What to do: Set down each line of the material that follows, exactly, with no pictures.

------------------------------

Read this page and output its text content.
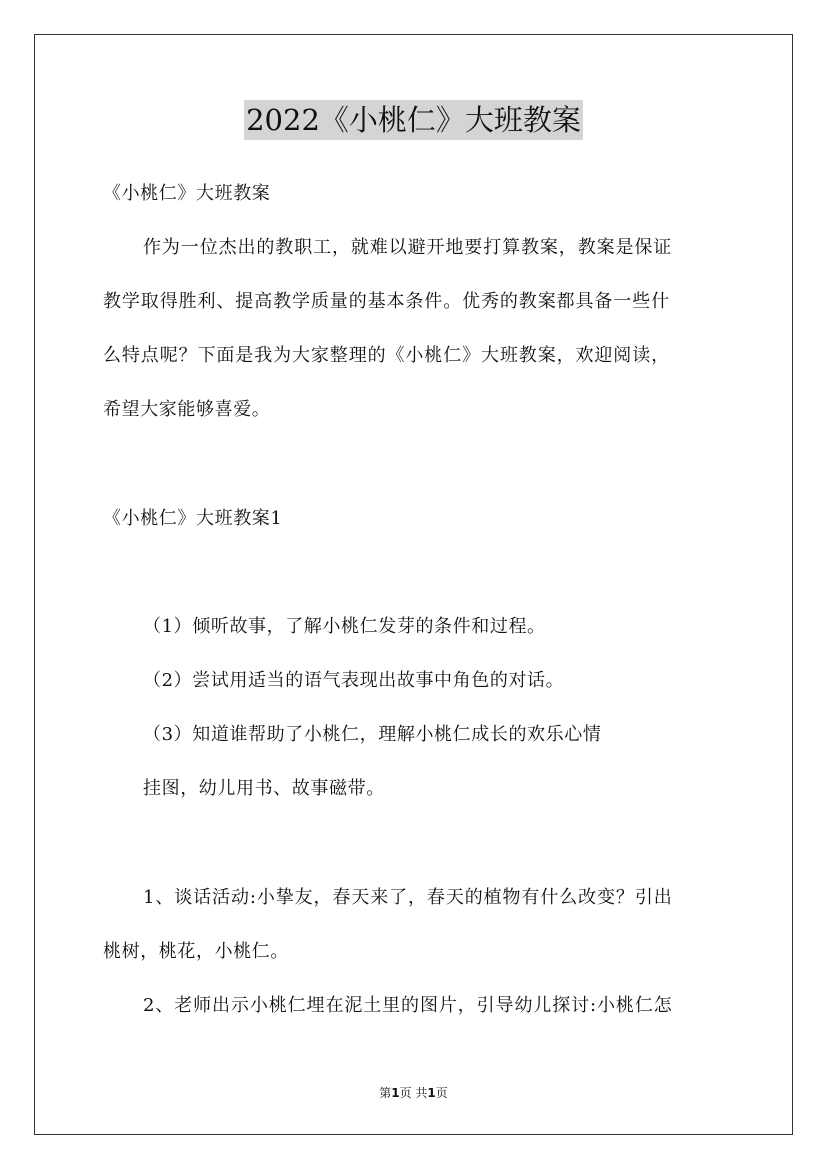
2022《小桃仁》大班教案
《小桃仁》大班教案
作为一位杰出的教职工，就难以避开地要打算教案，教案是保证
教学取得胜利、提高教学质量的基本条件。优秀的教案都具备一些什
么特点呢？下面是我为大家整理的《小桃仁》大班教案，欢迎阅读，
希望大家能够喜爱。
《小桃仁》大班教案1
（1）倾听故事，了解小桃仁发芽的条件和过程。
（2）尝试用适当的语气表现出故事中角色的对话。
（3）知道谁帮助了小桃仁，理解小桃仁成长的欢乐心情
挂图，幼儿用书、故事磁带。
1、谈话活动:小挚友，春天来了，春天的植物有什么改变？引出
桃树，桃花，小桃仁。
2、老师出示小桃仁埋在泥土里的图片，引导幼儿探讨:小桃仁怎
第1页 共1页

------------------------------

Response below:
Read this page and output its text content.
2022《小桃仁》大班教案
《小桃仁》大班教案
作为一位杰出的教职工，就难以避开地要打算教案，教案是保证
教学取得胜利、提高教学质量的基本条件。优秀的教案都具备一些什
么特点呢？下面是我为大家整理的《小桃仁》大班教案，欢迎阅读，
希望大家能够喜爱。
《小桃仁》大班教案1
（1）倾听故事，了解小桃仁发芽的条件和过程。
（2）尝试用适当的语气表现出故事中角色的对话。
（3）知道谁帮助了小桃仁，理解小桃仁成长的欢乐心情
挂图，幼儿用书、故事磁带。
1、谈话活动:小挚友，春天来了，春天的植物有什么改变？引出
桃树，桃花，小桃仁。
2、老师出示小桃仁埋在泥土里的图片，引导幼儿探讨:小桃仁怎
第1页 共1页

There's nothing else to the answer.